* [What you need to do]: Leave out the pictures and copy each record below exactly.

----------------

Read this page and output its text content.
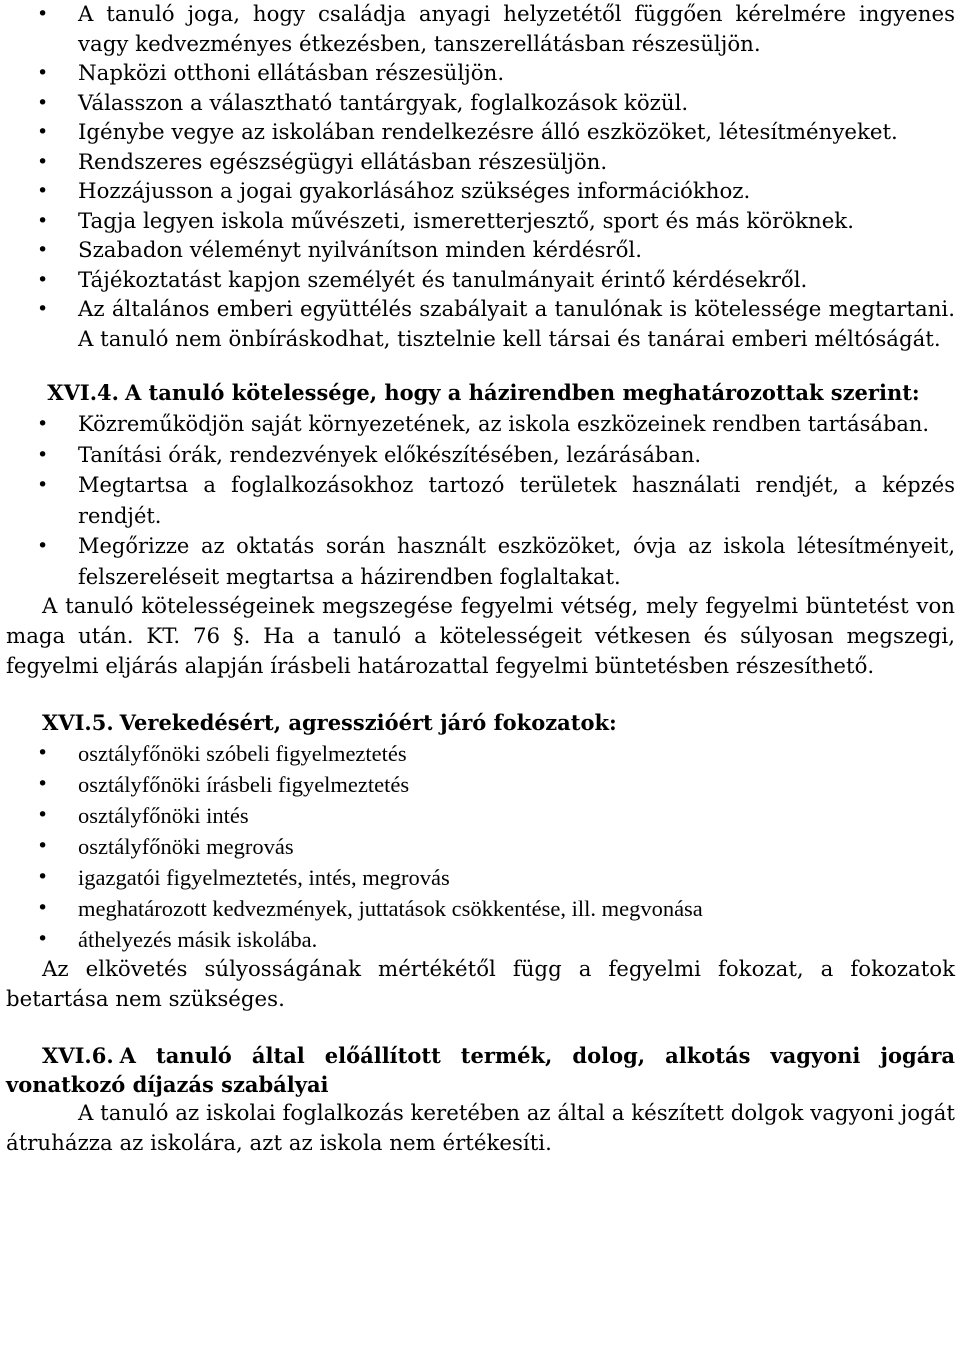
• A tanuló joga, hogy családja anyagi helyzetétől függően kérelmére ingyenes vagy kedvezményes étkezésben, tanszerellátásban részesüljön.
• Napközi otthoni ellátásban részesüljön.
• Válasszon a választható tantárgyak, foglalkozások közül.
• Igénybe vegye az iskolában rendelkezésre álló eszközöket, létesítményeket.
• Rendszeres egészségügyi ellátásban részesüljön.
• Hozzájusson a jogai gyakorlásához szükséges információkhoz.
• Tagja legyen iskola művészeti, ismeretterjesztő, sport és más köröknek.
• Szabadon véleményt nyilvánítson minden kérdésről.
• Tájékoztatást kapjon személyét és tanulmányait érintő kérdésekről.
• Az általános emberi együttélés szabályait a tanulónak is kötelessége megtartani. A tanuló nem önbíráskodhat, tisztelnie kell társai és tanárai emberi méltóságát.
XVI.4. A tanuló kötelessége, hogy a házirendben meghatározottak szerint:
• Közreműködjön saját környezetének, az iskola eszközeinek rendben tartásában.
• Tanítási órák, rendezvények előkészítésében, lezárásában.
• Megtartsa a foglalkozásokhoz tartozó területek használati rendjét, a képzés rendjét.
• Megőrizze az oktatás során használt eszközöket, óvja az iskola létesítményeit, felszereléseit megtartsa a házirendben foglaltakat.

A tanuló kötelességeinek megszegése fegyelmi vétség, mely fegyelmi büntetést von maga után. KT. 76 §. Ha a tanuló a kötelességeit vétkesen és súlyosan megszegi, fegyelmi eljárás alapján írásbeli határozattal fegyelmi büntetésben részesíthető.

XVI.5. Verekedésért, agresszióért járó fokozatok:
• osztályfőnöki szóbeli figyelmeztetés
• osztályfőnöki írásbeli figyelmeztetés
• osztályfőnöki intés
• osztályfőnöki megrovás
• igazgatói figyelmeztetés, intés, megrovás
• meghatározott kedvezmények, juttatások csökkentése, ill. megvonása
• áthelyezés másik iskolába.

Az elkövetés súlyosságának mértékétől függ a fegyelmi fokozat, a fokozatok betartása nem szükséges.

XVI.6. A tanuló által előállított termék, dolog, alkotás vagyoni jogára vonatkozó díjazás szabályai

A tanuló az iskolai foglalkozás keretében az által a készített dolgok vagyoni jogát átruházza az iskolára, azt az iskola nem értékesíti.
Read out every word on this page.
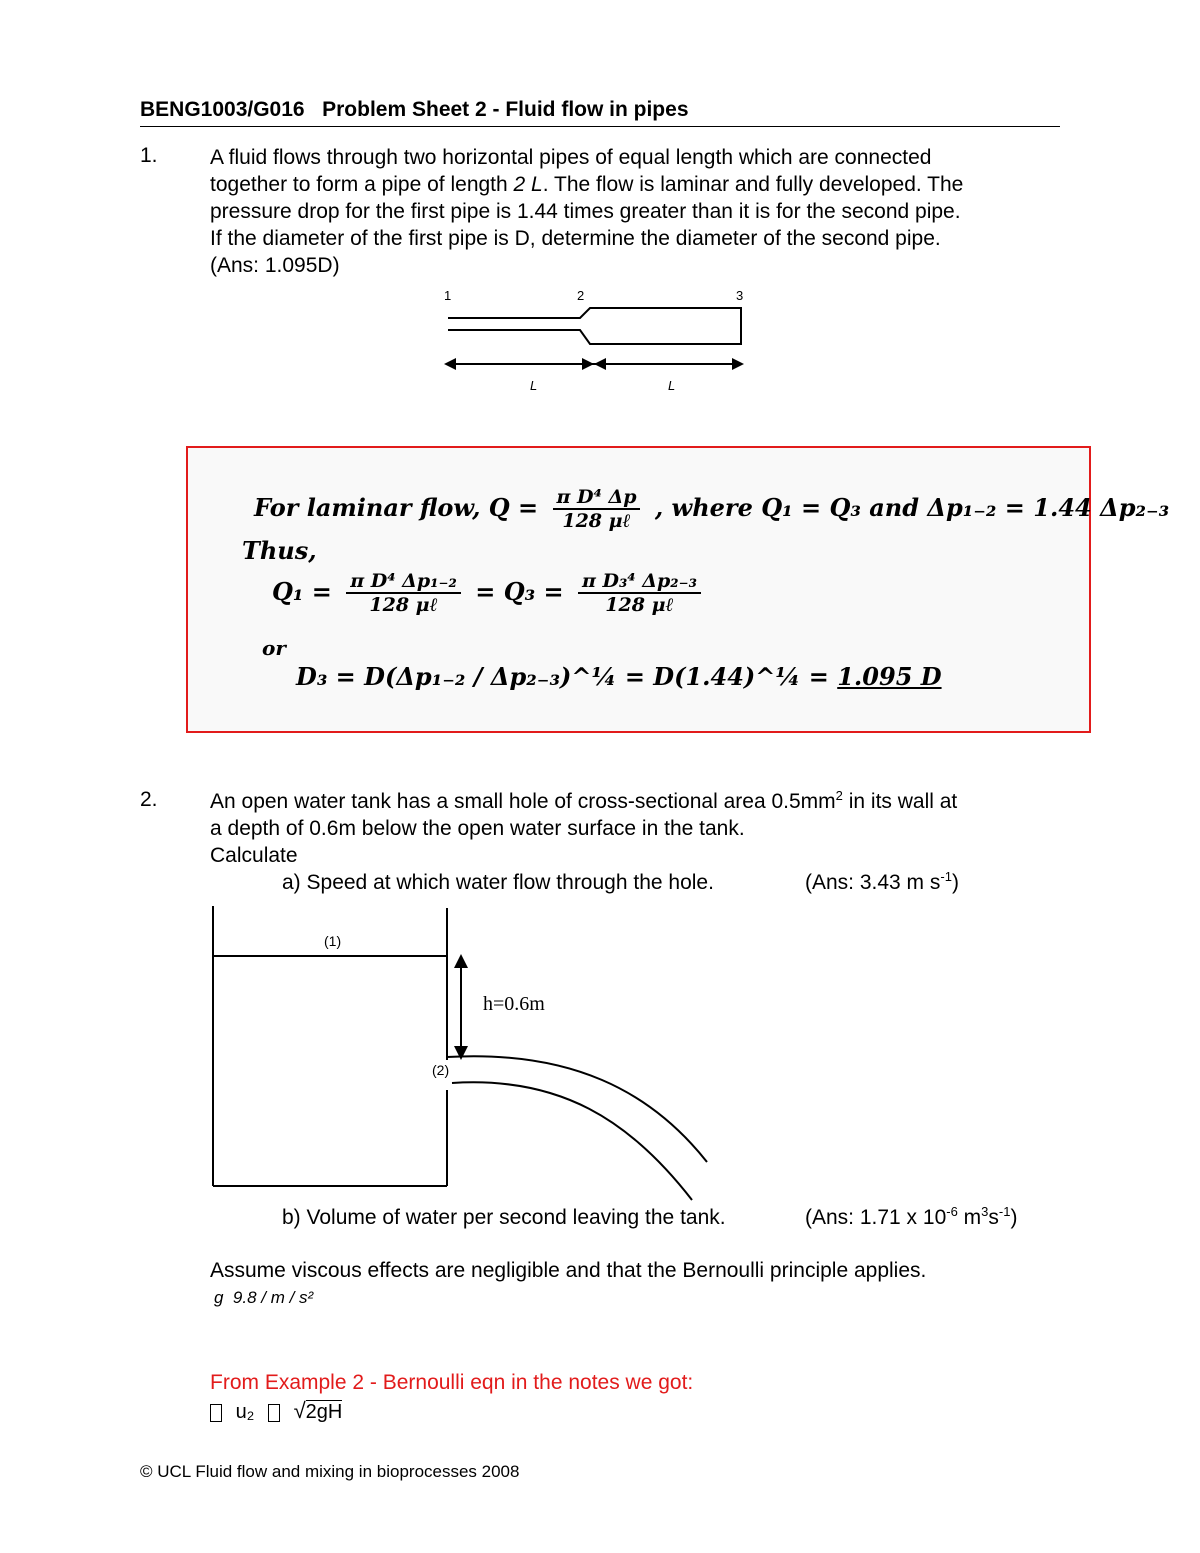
BENG1003/G016 Problem Sheet 2 - Fluid flow in pipes
1. A fluid flows through two horizontal pipes of equal length which are connected
together to form a pipe of length 2 L. The flow is laminar and fully developed. The
pressure drop for the first pipe is 1.44 times greater than it is for the second pipe.
If the diameter of the first pipe is D, determine the diameter of the second pipe.
(Ans: 1.095D)
1	2	3
L	L
For laminar flow, Q = π D⁴ Δp
128 μℓ	, where Q₁ = Q₃ and Δp₁₋₂ = 1.44 Δp₂₋₃
Thus,
Q₁ = π D⁴ Δp₁₋₂
128 μℓ	= Q₃ = π D₃⁴ Δp₂₋₃
128 μℓ
or
D₃ = D(Δp₁₋₂ / Δp₂₋₃)^¼ = D(1.44)^¼ = 1.095 D
2. An open water tank has a small hole of cross-sectional area $0.5mm^2$ in its wall at
a depth of 0.6m below the open water surface in the tank.
Calculate
a) Speed at which water flow through the hole.	(Ans: 3.43 m $s^{-1}$)
(1)
(2)
h=0.6m
b) Volume of water per second leaving the tank.	(Ans: 1.71 x $10^{-6}$ $m^3s^{-1}$)
Assume viscous effects are negligible and that the Bernoulli principle applies.
g  9.8 / m / s²
From Example 2 - Bernoulli eqn in the notes we got:
u₂ √2gH
© UCL Fluid flow and mixing in bioprocesses 2008
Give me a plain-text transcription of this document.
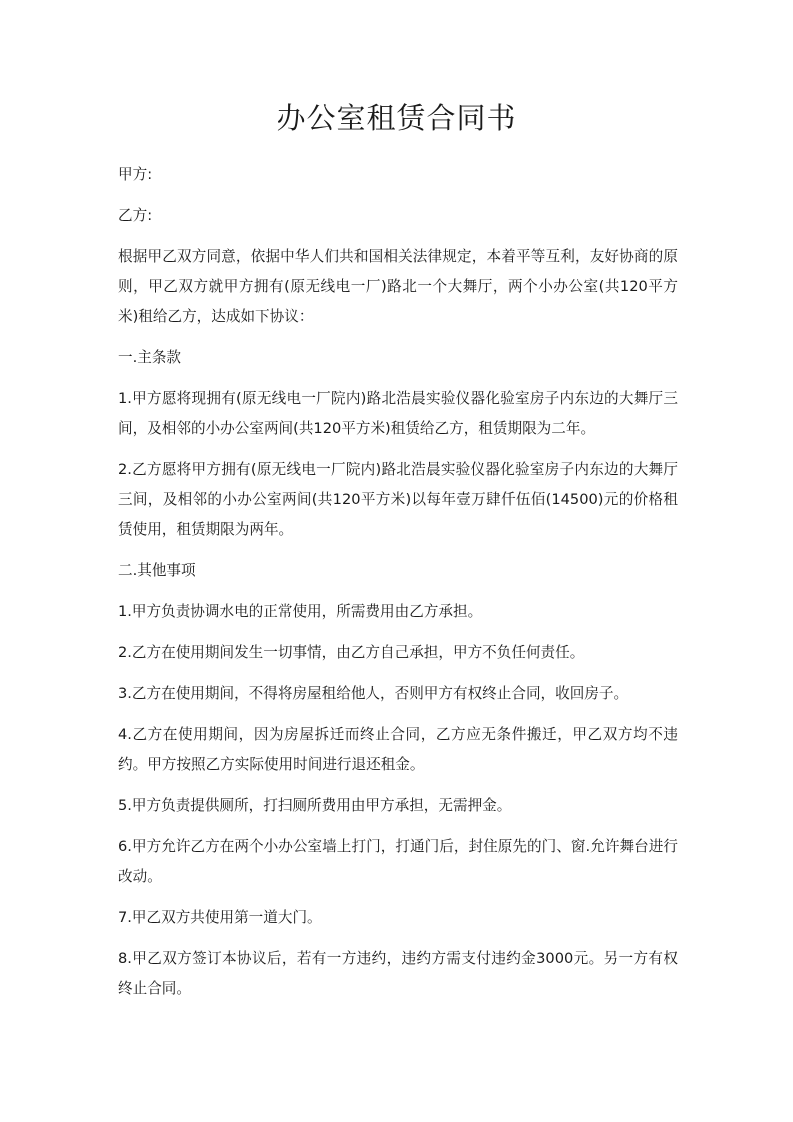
办公室租赁合同书

甲方:

乙方:

根据甲乙双方同意，依据中华人们共和国相关法律规定，本着平等互利，友好协商的原则，甲乙双方就甲方拥有(原无线电一厂)路北一个大舞厅，两个小办公室(共120平方米)租给乙方，达成如下协议：

一.主条款

1.甲方愿将现拥有(原无线电一厂院内)路北浩晨实验仪器化验室房子内东边的大舞厅三间，及相邻的小办公室两间(共120平方米)租赁给乙方，租赁期限为二年。

2.乙方愿将甲方拥有(原无线电一厂院内)路北浩晨实验仪器化验室房子内东边的大舞厅三间，及相邻的小办公室两间(共120平方米)以每年壹万肆仟伍佰(14500)元的价格租赁使用，租赁期限为两年。

二.其他事项

1.甲方负责协调水电的正常使用，所需费用由乙方承担。

2.乙方在使用期间发生一切事情，由乙方自己承担，甲方不负任何责任。

3.乙方在使用期间，不得将房屋租给他人，否则甲方有权终止合同，收回房子。

4.乙方在使用期间，因为房屋拆迁而终止合同，乙方应无条件搬迁，甲乙双方均不违约。甲方按照乙方实际使用时间进行退还租金。

5.甲方负责提供厕所，打扫厕所费用由甲方承担，无需押金。

6.甲方允许乙方在两个小办公室墙上打门，打通门后，封住原先的门、窗.允许舞台进行改动。

7.甲乙双方共使用第一道大门。

8.甲乙双方签订本协议后，若有一方违约，违约方需支付违约金3000元。另一方有权终止合同。
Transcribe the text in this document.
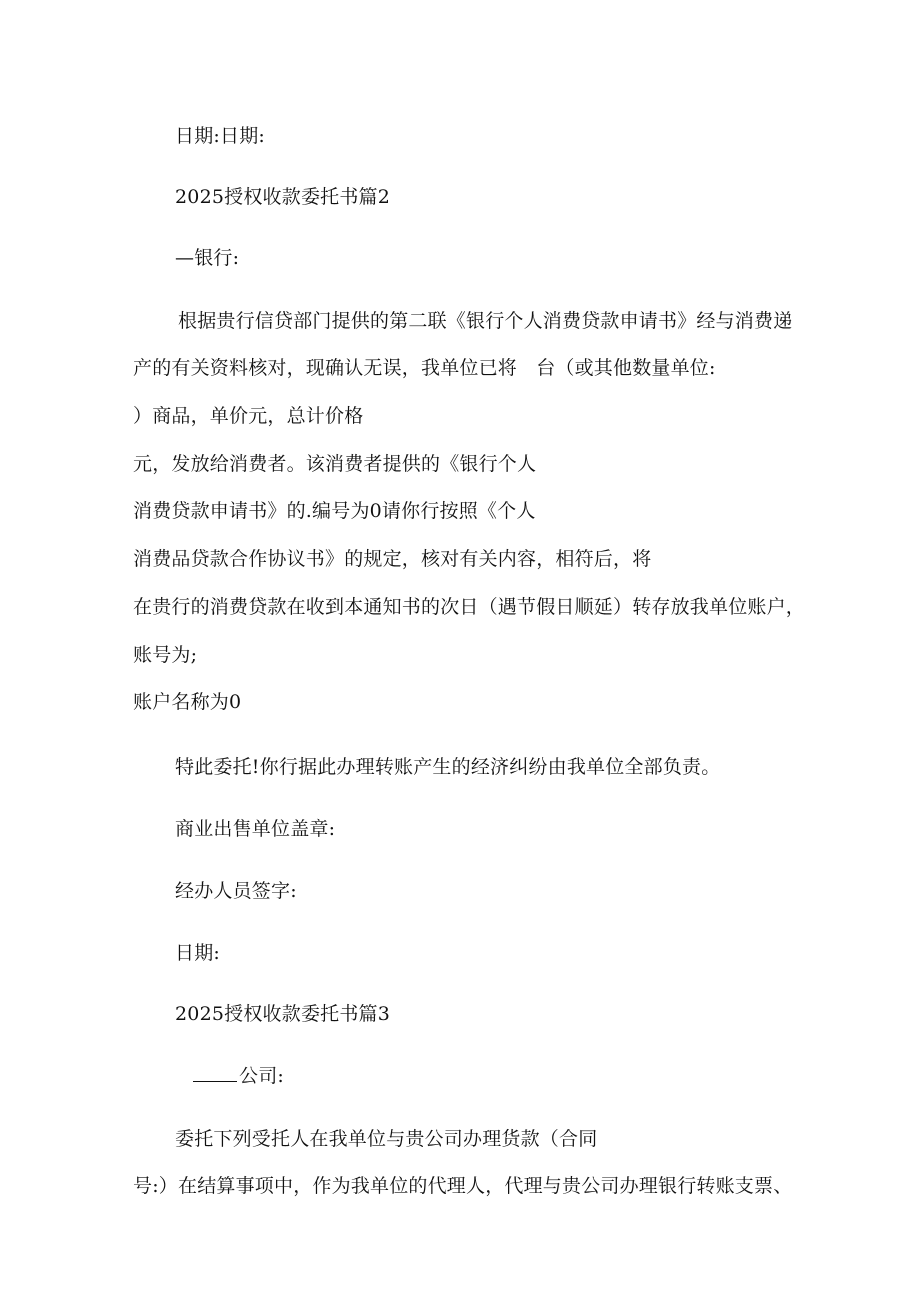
日期:日期:
2025授权收款委托书篇2
—银行:
根据贵行信贷部门提供的第二联《银行个人消费贷款申请书》经与消费递
产的有关资料核对，现确认无误，我单位已将　台（或其他数量单位:
）商品，单价元，总计价格
元，发放给消费者。该消费者提供的《银行个人
消费贷款申请书》的.编号为0请你行按照《个人
消费品贷款合作协议书》的规定，核对有关内容，相符后，将
在贵行的消费贷款在收到本通知书的次日（遇节假日顺延）转存放我单位账户，
账号为;
账户名称为0
特此委托!你行据此办理转账产生的经济纠纷由我单位全部负责。
商业出售单位盖章:
经办人员签字:
日期:
2025授权收款委托书篇3
公司:
委托下列受托人在我单位与贵公司办理货款（合同
号:）在结算事项中，作为我单位的代理人，代理与贵公司办理银行转账支票、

----------------

* [Reply to the exercise]:
Read this page and output its text content.
• A tanuló joga, hogy családja anyagi helyzetétől függően kérelmére ingyenes vagy kedvezményes étkezésben, tanszerellátásban részesüljön.
• Napközi otthoni ellátásban részesüljön.
• Válasszon a választható tantárgyak, foglalkozások közül.
• Igénybe vegye az iskolában rendelkezésre álló eszközöket, létesítményeket.
• Rendszeres egészségügyi ellátásban részesüljön.
• Hozzájusson a jogai gyakorlásához szükséges információkhoz.
• Tagja legyen iskola művészeti, ismeretterjesztő, sport és más köröknek.
• Szabadon véleményt nyilvánítson minden kérdésről.
• Tájékoztatást kapjon személyét és tanulmányait érintő kérdésekről.
• Az általános emberi együttélés szabályait a tanulónak is kötelessége megtartani. A tanuló nem önbíráskodhat, tisztelnie kell társai és tanárai emberi méltóságát.
XVI.4. A tanuló kötelessége, hogy a házirendben meghatározottak szerint:
• Közreműködjön saját környezetének, az iskola eszközeinek rendben tartásában.
• Tanítási órák, rendezvények előkészítésében, lezárásában.
• Megtartsa a foglalkozásokhoz tartozó területek használati rendjét, a képzés rendjét.
• Megőrizze az oktatás során használt eszközöket, óvja az iskola létesítményeit, felszereléseit megtartsa a házirendben foglaltakat.

A tanuló kötelességeinek megszegése fegyelmi vétség, mely fegyelmi büntetést von maga után. KT. 76 §. Ha a tanuló a kötelességeit vétkesen és súlyosan megszegi, fegyelmi eljárás alapján írásbeli határozattal fegyelmi büntetésben részesíthető.

XVI.5. Verekedésért, agresszióért járó fokozatok:
• osztályfőnöki szóbeli figyelmeztetés
• osztályfőnöki írásbeli figyelmeztetés
• osztályfőnöki intés
• osztályfőnöki megrovás
• igazgatói figyelmeztetés, intés, megrovás
• meghatározott kedvezmények, juttatások csökkentése, ill. megvonása
• áthelyezés másik iskolába.

Az elkövetés súlyosságának mértékétől függ a fegyelmi fokozat, a fokozatok betartása nem szükséges.

XVI.6. A tanuló által előállított termék, dolog, alkotás vagyoni jogára vonatkozó díjazás szabályai

A tanuló az iskolai foglalkozás keretében az által a készített dolgok vagyoni jogát átruházza az iskolára, azt az iskola nem értékesíti.
Read out every word on this page.
BENG1003/G016 Problem Sheet 2 - Fluid flow in pipes
1. A fluid flows through two horizontal pipes of equal length which are connected
together to form a pipe of length 2 L. The flow is laminar and fully developed. The
pressure drop for the first pipe is 1.44 times greater than it is for the second pipe.
If the diameter of the first pipe is D, determine the diameter of the second pipe.
(Ans: 1.095D)
1	2	3
L	L
For laminar flow, Q = π D⁴ Δp
128 μℓ	, where Q₁ = Q₃ and Δp₁₋₂ = 1.44 Δp₂₋₃
Thus,
Q₁ = π D⁴ Δp₁₋₂
128 μℓ	= Q₃ = π D₃⁴ Δp₂₋₃
128 μℓ
or
D₃ = D(Δp₁₋₂ / Δp₂₋₃)^¼ = D(1.44)^¼ = 1.095 D
2. An open water tank has a small hole of cross-sectional area $0.5mm^2$ in its wall at
a depth of 0.6m below the open water surface in the tank.
Calculate
a) Speed at which water flow through the hole.	(Ans: 3.43 m $s^{-1}$)
(1)
(2)
h=0.6m
b) Volume of water per second leaving the tank.	(Ans: 1.71 x $10^{-6}$ $m^3s^{-1}$)
Assume viscous effects are negligible and that the Bernoulli principle applies.
g  9.8 / m / s²
From Example 2 - Bernoulli eqn in the notes we got:
u₂ √2gH
© UCL Fluid flow and mixing in bioprocesses 2008
Give me a plain-text transcription of this document.
办公室租赁合同书

甲方:

乙方:

根据甲乙双方同意，依据中华人们共和国相关法律规定，本着平等互利，友好协商的原则，甲乙双方就甲方拥有(原无线电一厂)路北一个大舞厅，两个小办公室(共120平方米)租给乙方，达成如下协议：

一.主条款

1.甲方愿将现拥有(原无线电一厂院内)路北浩晨实验仪器化验室房子内东边的大舞厅三间，及相邻的小办公室两间(共120平方米)租赁给乙方，租赁期限为二年。

2.乙方愿将甲方拥有(原无线电一厂院内)路北浩晨实验仪器化验室房子内东边的大舞厅三间，及相邻的小办公室两间(共120平方米)以每年壹万肆仟伍佰(14500)元的价格租赁使用，租赁期限为两年。

二.其他事项

1.甲方负责协调水电的正常使用，所需费用由乙方承担。

2.乙方在使用期间发生一切事情，由乙方自己承担，甲方不负任何责任。

3.乙方在使用期间，不得将房屋租给他人，否则甲方有权终止合同，收回房子。

4.乙方在使用期间，因为房屋拆迁而终止合同，乙方应无条件搬迁，甲乙双方均不违约。甲方按照乙方实际使用时间进行退还租金。

5.甲方负责提供厕所，打扫厕所费用由甲方承担，无需押金。

6.甲方允许乙方在两个小办公室墙上打门，打通门后，封住原先的门、窗.允许舞台进行改动。

7.甲乙双方共使用第一道大门。

8.甲乙双方签订本协议后，若有一方违约，违约方需支付违约金3000元。另一方有权终止合同。
Transcribe the text in this document.
日期:日期:
2025授权收款委托书篇2
—银行:
根据贵行信贷部门提供的第二联《银行个人消费贷款申请书》经与消费递
产的有关资料核对，现确认无误，我单位已将　台（或其他数量单位:
）商品，单价元，总计价格
元，发放给消费者。该消费者提供的《银行个人
消费贷款申请书》的.编号为0请你行按照《个人
消费品贷款合作协议书》的规定，核对有关内容，相符后，将
在贵行的消费贷款在收到本通知书的次日（遇节假日顺延）转存放我单位账户，
账号为;
账户名称为0
特此委托!你行据此办理转账产生的经济纠纷由我单位全部负责。
商业出售单位盖章:
经办人员签字:
日期:
2025授权收款委托书篇3
公司:
委托下列受托人在我单位与贵公司办理货款（合同
号:）在结算事项中，作为我单位的代理人，代理与贵公司办理银行转账支票、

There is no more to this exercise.